* **Raw records**

-----

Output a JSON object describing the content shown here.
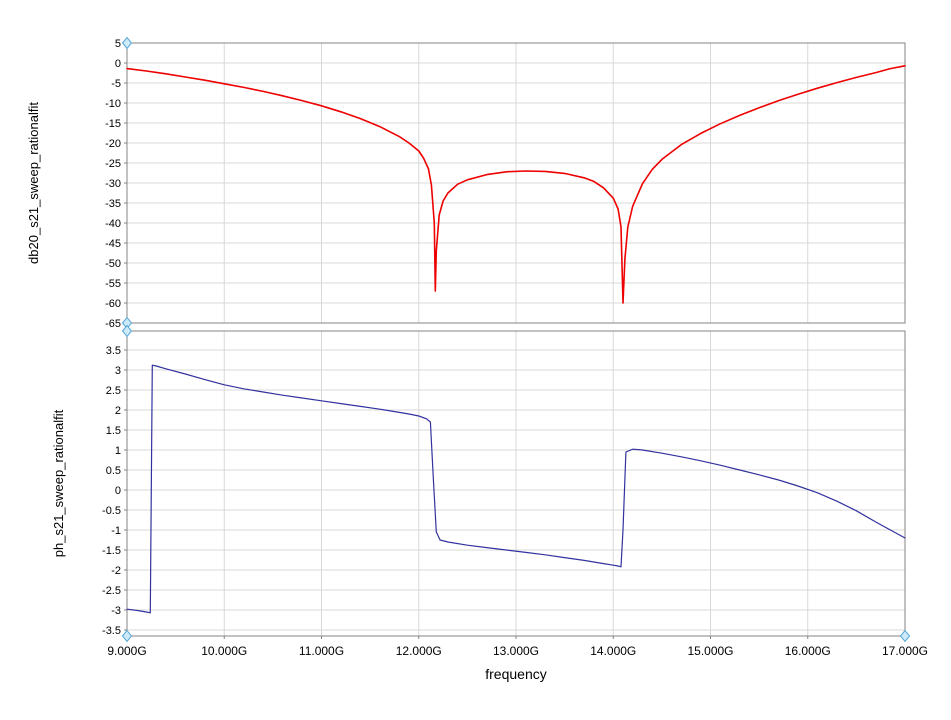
{
  "title": "",
  "x_axis": {
    "label": "frequency",
    "unit": "GHz",
    "xlim_ghz": [
      9,
      17
    ],
    "tick_labels": [
      "9.000G",
      "10.000G",
      "11.000G",
      "12.000G",
      "13.000G",
      "14.000G",
      "15.000G",
      "16.000G",
      "17.000G"
    ]
  },
  "style": {
    "background": "#ffffff",
    "grid_color": "#d8d8d8",
    "frame_color": "#848484",
    "text_color": "#000000",
    "axis_handle": {
      "name": "axis-handle-diamond",
      "fill": "#cdeaf8",
      "stroke": "#55a5d6"
    }
  },
  "chart_data": [
    {
      "type": "line",
      "title": "",
      "ylabel": "db20_s21_sweep_rationalfit",
      "xlabel": "",
      "ylim": [
        -65,
        5
      ],
      "ytick_step": 5,
      "ytick_labels": [
        "5",
        "0",
        "-5",
        "-10",
        "-15",
        "-20",
        "-25",
        "-30",
        "-35",
        "-40",
        "-45",
        "-50",
        "-55",
        "-60",
        "-65"
      ],
      "xlim": [
        9,
        17
      ],
      "grid": true,
      "legend": "none",
      "series": [
        {
          "name": "db20_s21_sweep_rationalfit",
          "color": "#ee0000",
          "width": 1.6,
          "x": [
            9.0,
            9.2,
            9.4,
            9.6,
            9.8,
            10.0,
            10.2,
            10.4,
            10.6,
            10.8,
            11.0,
            11.2,
            11.4,
            11.6,
            11.8,
            11.9,
            12.0,
            12.05,
            12.1,
            12.13,
            12.16,
            12.17,
            12.18,
            12.21,
            12.25,
            12.3,
            12.4,
            12.5,
            12.7,
            12.9,
            13.1,
            13.3,
            13.5,
            13.7,
            13.8,
            13.9,
            14.0,
            14.05,
            14.08,
            14.1,
            14.12,
            14.15,
            14.2,
            14.3,
            14.4,
            14.5,
            14.7,
            14.9,
            15.1,
            15.3,
            15.5,
            15.7,
            15.9,
            16.1,
            16.3,
            16.5,
            16.7,
            16.85,
            17.0
          ],
          "y": [
            -1.4,
            -2.0,
            -2.7,
            -3.5,
            -4.3,
            -5.2,
            -6.1,
            -7.1,
            -8.2,
            -9.4,
            -10.7,
            -12.2,
            -13.9,
            -15.9,
            -18.4,
            -20.0,
            -22.0,
            -23.8,
            -26.5,
            -30.5,
            -40.0,
            -57.0,
            -47.0,
            -38.0,
            -34.5,
            -32.5,
            -30.3,
            -29.2,
            -27.9,
            -27.2,
            -27.0,
            -27.1,
            -27.6,
            -28.7,
            -29.6,
            -31.2,
            -33.8,
            -36.5,
            -41.0,
            -60.0,
            -49.0,
            -41.0,
            -35.8,
            -30.2,
            -26.6,
            -24.1,
            -20.4,
            -17.6,
            -15.2,
            -13.1,
            -11.2,
            -9.4,
            -7.8,
            -6.3,
            -4.9,
            -3.6,
            -2.4,
            -1.4,
            -0.7
          ]
        }
      ]
    },
    {
      "type": "line",
      "title": "",
      "ylabel": "ph_s21_sweep_rationalfit",
      "xlabel": "frequency",
      "ylim": [
        -3.5,
        3.5
      ],
      "ytick_step": 0.5,
      "ytick_labels": [
        "3.5",
        "3",
        "2.5",
        "2",
        "1.5",
        "1",
        "0.5",
        "0",
        "-0.5",
        "-1",
        "-1.5",
        "-2",
        "-2.5",
        "-3",
        "-3.5"
      ],
      "xlim": [
        9,
        17
      ],
      "grid": true,
      "legend": "none",
      "series": [
        {
          "name": "ph_s21_sweep_rationalfit",
          "color": "#32329f",
          "width": 1.2,
          "x": [
            9.0,
            9.1,
            9.2,
            9.24,
            9.26,
            9.3,
            9.4,
            9.6,
            9.8,
            10.0,
            10.2,
            10.4,
            10.6,
            10.8,
            11.0,
            11.2,
            11.4,
            11.6,
            11.8,
            11.9,
            12.0,
            12.08,
            12.12,
            12.15,
            12.18,
            12.22,
            12.3,
            12.5,
            12.7,
            12.9,
            13.1,
            13.3,
            13.5,
            13.7,
            13.9,
            14.0,
            14.05,
            14.08,
            14.1,
            14.13,
            14.2,
            14.3,
            14.5,
            14.7,
            14.9,
            15.1,
            15.3,
            15.5,
            15.7,
            15.9,
            16.1,
            16.3,
            16.5,
            16.7,
            16.85,
            17.0
          ],
          "y": [
            -2.98,
            -3.01,
            -3.05,
            -3.07,
            3.12,
            3.1,
            3.03,
            2.9,
            2.76,
            2.63,
            2.53,
            2.45,
            2.37,
            2.3,
            2.23,
            2.16,
            2.09,
            2.02,
            1.94,
            1.9,
            1.85,
            1.78,
            1.7,
            0.3,
            -1.05,
            -1.25,
            -1.3,
            -1.38,
            -1.44,
            -1.5,
            -1.56,
            -1.62,
            -1.69,
            -1.76,
            -1.84,
            -1.88,
            -1.9,
            -1.92,
            -1.0,
            0.95,
            1.02,
            1.0,
            0.92,
            0.83,
            0.73,
            0.62,
            0.5,
            0.38,
            0.25,
            0.1,
            -0.07,
            -0.28,
            -0.52,
            -0.8,
            -1.0,
            -1.2
          ]
        }
      ]
    }
  ]
}
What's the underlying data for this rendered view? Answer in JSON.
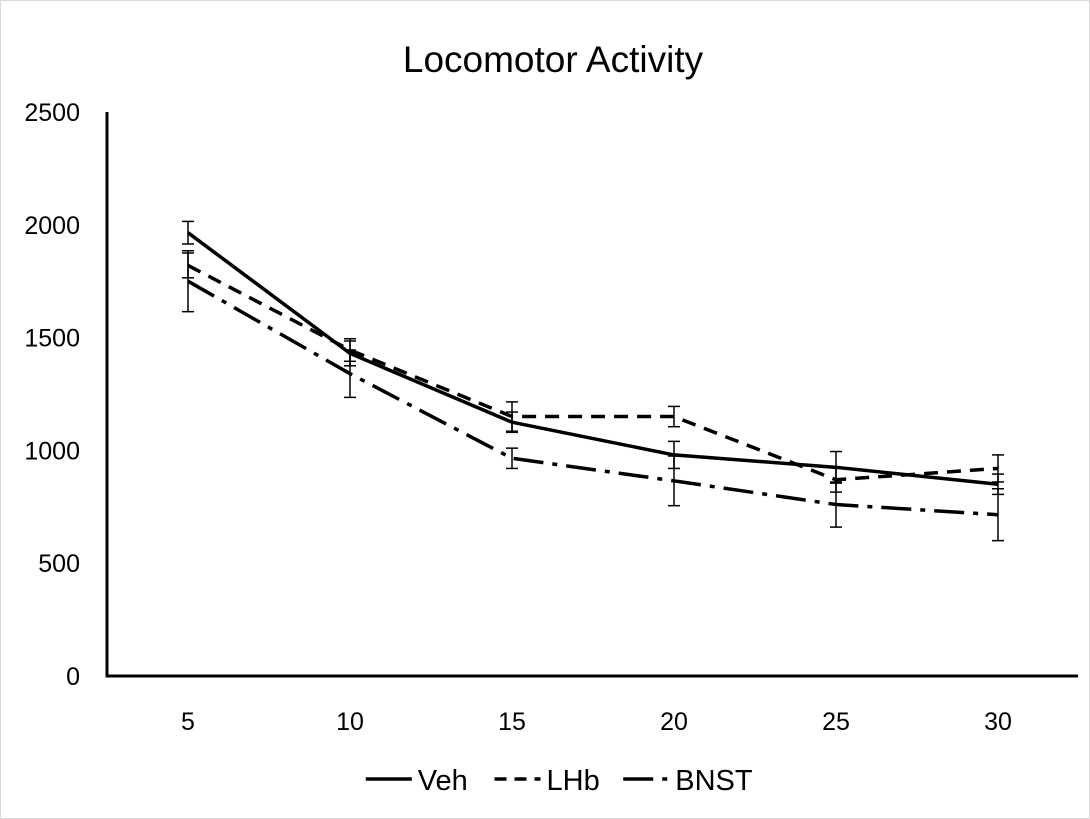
{
  "chart_data": {
    "type": "line",
    "title": "Locomotor Activity",
    "xlabel": "",
    "ylabel": "",
    "x": [
      5,
      10,
      15,
      20,
      25,
      30
    ],
    "ylim": [
      0,
      2500
    ],
    "yticks": [
      0,
      500,
      1000,
      1500,
      2000,
      2500
    ],
    "grid": false,
    "legend_position": "bottom",
    "series": [
      {
        "name": "Veh",
        "style": "solid",
        "color": "#000000",
        "values": [
          1965,
          1430,
          1125,
          980,
          925,
          850
        ],
        "errors": [
          50,
          55,
          45,
          60,
          70,
          45
        ]
      },
      {
        "name": "LHb",
        "style": "dashed",
        "color": "#000000",
        "values": [
          1820,
          1445,
          1150,
          1150,
          870,
          920
        ],
        "errors": [
          55,
          50,
          65,
          45,
          55,
          60
        ]
      },
      {
        "name": "BNST",
        "style": "dashdot",
        "color": "#000000",
        "values": [
          1750,
          1340,
          965,
          865,
          760,
          715
        ],
        "errors": [
          135,
          105,
          45,
          110,
          100,
          115
        ]
      }
    ]
  }
}
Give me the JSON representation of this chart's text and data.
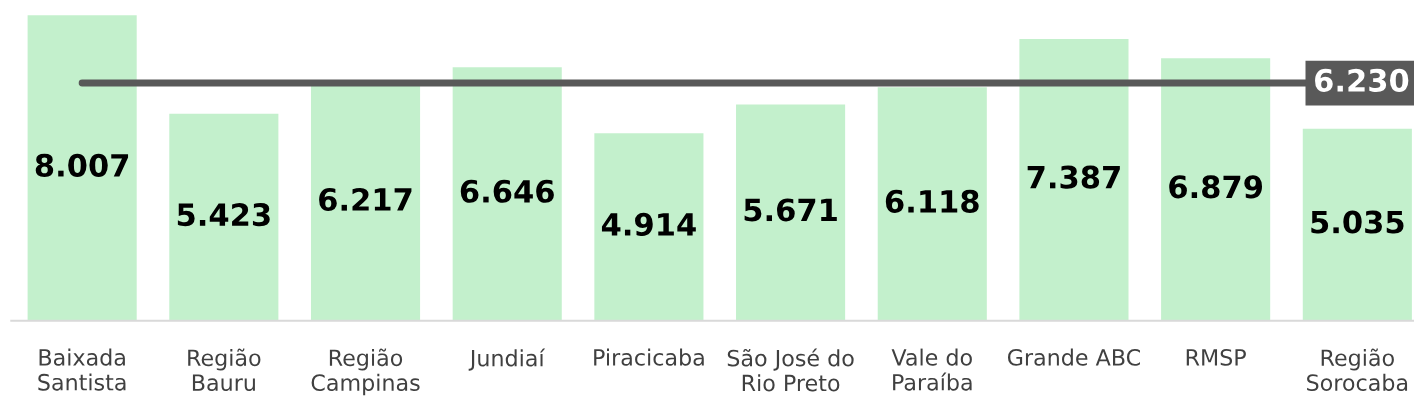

-----

* **Task instructions**
Copy each line in full and exactly, omitting any picture.

* **Problem solution**
Output a JSON object describing the content shown here.
{
  "title": "",
  "x_axis": {
    "label": "frequency",
    "unit": "GHz",
    "xlim_ghz": [
      9,
      17
    ],
    "tick_labels": [
      "9.000G",
      "10.000G",
      "11.000G",
      "12.000G",
      "13.000G",
      "14.000G",
      "15.000G",
      "16.000G",
      "17.000G"
    ]
  },
  "style": {
    "background": "#ffffff",
    "grid_color": "#d8d8d8",
    "frame_color": "#848484",
    "text_color": "#000000",
    "axis_handle": {
      "name": "axis-handle-diamond",
      "fill": "#cdeaf8",
      "stroke": "#55a5d6"
    }
  },
  "chart_data": [
    {
      "type": "line",
      "title": "",
      "ylabel": "db20_s21_sweep_rationalfit",
      "xlabel": "",
      "ylim": [
        -65,
        5
      ],
      "ytick_step": 5,
      "ytick_labels": [
        "5",
        "0",
        "-5",
        "-10",
        "-15",
        "-20",
        "-25",
        "-30",
        "-35",
        "-40",
        "-45",
        "-50",
        "-55",
        "-60",
        "-65"
      ],
      "xlim": [
        9,
        17
      ],
      "grid": true,
      "legend": "none",
      "series": [
        {
          "name": "db20_s21_sweep_rationalfit",
          "color": "#ee0000",
          "width": 1.6,
          "x": [
            9.0,
            9.2,
            9.4,
            9.6,
            9.8,
            10.0,
            10.2,
            10.4,
            10.6,
            10.8,
            11.0,
            11.2,
            11.4,
            11.6,
            11.8,
            11.9,
            12.0,
            12.05,
            12.1,
            12.13,
            12.16,
            12.17,
            12.18,
            12.21,
            12.25,
            12.3,
            12.4,
            12.5,
            12.7,
            12.9,
            13.1,
            13.3,
            13.5,
            13.7,
            13.8,
            13.9,
            14.0,
            14.05,
            14.08,
            14.1,
            14.12,
            14.15,
            14.2,
            14.3,
            14.4,
            14.5,
            14.7,
            14.9,
            15.1,
            15.3,
            15.5,
            15.7,
            15.9,
            16.1,
            16.3,
            16.5,
            16.7,
            16.85,
            17.0
          ],
          "y": [
            -1.4,
            -2.0,
            -2.7,
            -3.5,
            -4.3,
            -5.2,
            -6.1,
            -7.1,
            -8.2,
            -9.4,
            -10.7,
            -12.2,
            -13.9,
            -15.9,
            -18.4,
            -20.0,
            -22.0,
            -23.8,
            -26.5,
            -30.5,
            -40.0,
            -57.0,
            -47.0,
            -38.0,
            -34.5,
            -32.5,
            -30.3,
            -29.2,
            -27.9,
            -27.2,
            -27.0,
            -27.1,
            -27.6,
            -28.7,
            -29.6,
            -31.2,
            -33.8,
            -36.5,
            -41.0,
            -60.0,
            -49.0,
            -41.0,
            -35.8,
            -30.2,
            -26.6,
            -24.1,
            -20.4,
            -17.6,
            -15.2,
            -13.1,
            -11.2,
            -9.4,
            -7.8,
            -6.3,
            -4.9,
            -3.6,
            -2.4,
            -1.4,
            -0.7
          ]
        }
      ]
    },
    {
      "type": "line",
      "title": "",
      "ylabel": "ph_s21_sweep_rationalfit",
      "xlabel": "frequency",
      "ylim": [
        -3.5,
        3.5
      ],
      "ytick_step": 0.5,
      "ytick_labels": [
        "3.5",
        "3",
        "2.5",
        "2",
        "1.5",
        "1",
        "0.5",
        "0",
        "-0.5",
        "-1",
        "-1.5",
        "-2",
        "-2.5",
        "-3",
        "-3.5"
      ],
      "xlim": [
        9,
        17
      ],
      "grid": true,
      "legend": "none",
      "series": [
        {
          "name": "ph_s21_sweep_rationalfit",
          "color": "#32329f",
          "width": 1.2,
          "x": [
            9.0,
            9.1,
            9.2,
            9.24,
            9.26,
            9.3,
            9.4,
            9.6,
            9.8,
            10.0,
            10.2,
            10.4,
            10.6,
            10.8,
            11.0,
            11.2,
            11.4,
            11.6,
            11.8,
            11.9,
            12.0,
            12.08,
            12.12,
            12.15,
            12.18,
            12.22,
            12.3,
            12.5,
            12.7,
            12.9,
            13.1,
            13.3,
            13.5,
            13.7,
            13.9,
            14.0,
            14.05,
            14.08,
            14.1,
            14.13,
            14.2,
            14.3,
            14.5,
            14.7,
            14.9,
            15.1,
            15.3,
            15.5,
            15.7,
            15.9,
            16.1,
            16.3,
            16.5,
            16.7,
            16.85,
            17.0
          ],
          "y": [
            -2.98,
            -3.01,
            -3.05,
            -3.07,
            3.12,
            3.1,
            3.03,
            2.9,
            2.76,
            2.63,
            2.53,
            2.45,
            2.37,
            2.3,
            2.23,
            2.16,
            2.09,
            2.02,
            1.94,
            1.9,
            1.85,
            1.78,
            1.7,
            0.3,
            -1.05,
            -1.25,
            -1.3,
            -1.38,
            -1.44,
            -1.5,
            -1.56,
            -1.62,
            -1.69,
            -1.76,
            -1.84,
            -1.88,
            -1.9,
            -1.92,
            -1.0,
            0.95,
            1.02,
            1.0,
            0.92,
            0.83,
            0.73,
            0.62,
            0.5,
            0.38,
            0.25,
            0.1,
            -0.07,
            -0.28,
            -0.52,
            -0.8,
            -1.0,
            -1.2
          ]
        }
      ]
    }
  ]
}
What's the underlying data for this rendered view? Answer in JSON.
{
  "chart_data": {
    "type": "line",
    "title": "Locomotor Activity",
    "xlabel": "",
    "ylabel": "",
    "x": [
      5,
      10,
      15,
      20,
      25,
      30
    ],
    "ylim": [
      0,
      2500
    ],
    "yticks": [
      0,
      500,
      1000,
      1500,
      2000,
      2500
    ],
    "grid": false,
    "legend_position": "bottom",
    "series": [
      {
        "name": "Veh",
        "style": "solid",
        "color": "#000000",
        "values": [
          1965,
          1430,
          1125,
          980,
          925,
          850
        ],
        "errors": [
          50,
          55,
          45,
          60,
          70,
          45
        ]
      },
      {
        "name": "LHb",
        "style": "dashed",
        "color": "#000000",
        "values": [
          1820,
          1445,
          1150,
          1150,
          870,
          920
        ],
        "errors": [
          55,
          50,
          65,
          45,
          55,
          60
        ]
      },
      {
        "name": "BNST",
        "style": "dashdot",
        "color": "#000000",
        "values": [
          1750,
          1340,
          965,
          865,
          760,
          715
        ],
        "errors": [
          135,
          105,
          45,
          110,
          100,
          115
        ]
      }
    ]
  }
}
Give me the JSON representation of this chart's text and data.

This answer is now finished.